Poughkeepsie’s South Road: Its Past and Future Poughkeepsie’s South Road: Its Past and Future

Poughkeepsie’s South Road: Its Past and Future

Mary M. Flad

Just at the south edge of the City of Poughkeepsie are a number of properties of social and architectural significance. All of them are close to “South Road,” the traditional name given in the nineteenth and early-twentieth centuries to what is now better known as Route 9; some are in the Town of Poughkeepsie and some within the city limits. Each has its own distinct historical past. Early in the last decade, a discussion began about linking them as part of a “Greenway Trail,” which could then be linked to other trails and to the “transportation hub” at the Poughkeepsie railroad station. The locations, buildings, and properties that have been discussed as part of the “South Road heritage area” include the following:

 

• Locust Grove: the home of Samuel F.B. Morse for the last twenty-five years of his life, and one of America’s first National Historic Landmarks;

 

• The Poughkeepsie Spring or “Apokeepsing” (shown on some early maps with the Dutch name “Rust Plaets”): tradition holds that it was an original

 

settlement location of newly arrived European immigrants to the area;

 

• Maple Grove historic site: a “Hudson River Bracketed” country villa built in 1850;

 

• Poughkeepsie Rural Cemetery: established in the 1850s, when church graveyards within the city limits were no longer used for burials;

 

• Springside Landscape Restoration: originally the site of Matthew Vassar’s summer home, a privately maintained National Historic Landmark that is open to the public.

#### Information shown:
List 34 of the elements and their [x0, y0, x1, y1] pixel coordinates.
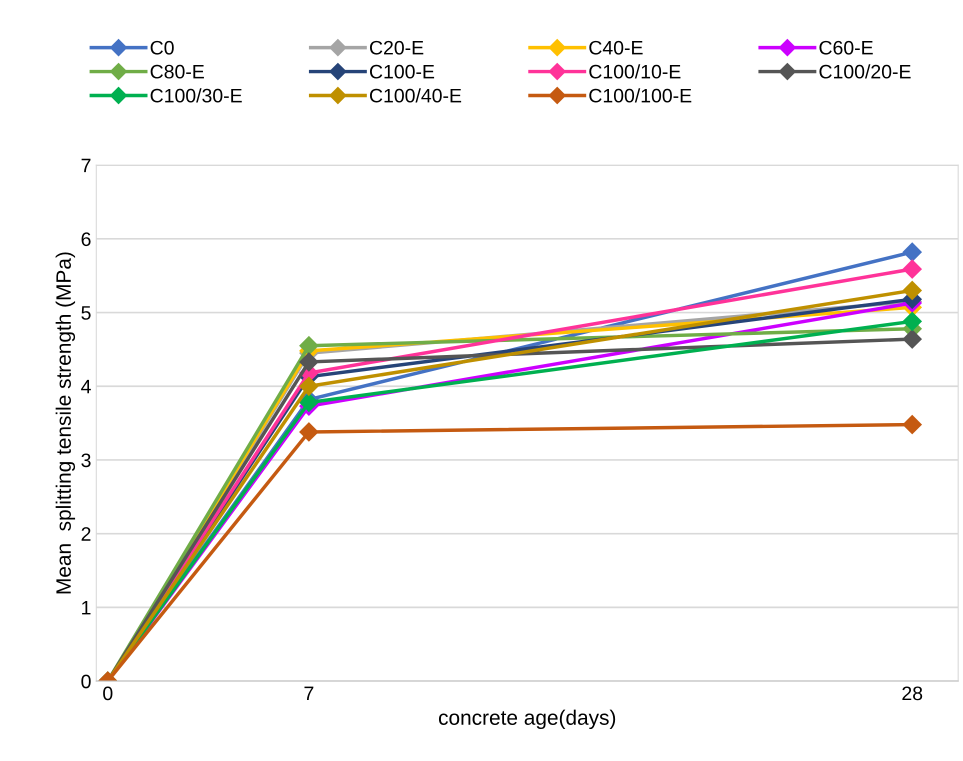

#### What is asked:
Retype the passage on Poughkeepsie's South Road above word for word, from "settlement location of" to "to the public.".

#### Completed exercise:
settlement location of newly arrived European immigrants to the area;

 

• Maple Grove historic site: a “Hudson River Bracketed” country villa built in 1850;

 

• Poughkeepsie Rural Cemetery: established in the 1850s, when church graveyards within the city limits were no longer used for burials;

 

• Springside Landscape Restoration: originally the site of Matthew Vassar’s summer home, a privately maintained National Historic Landmark that is open to the public.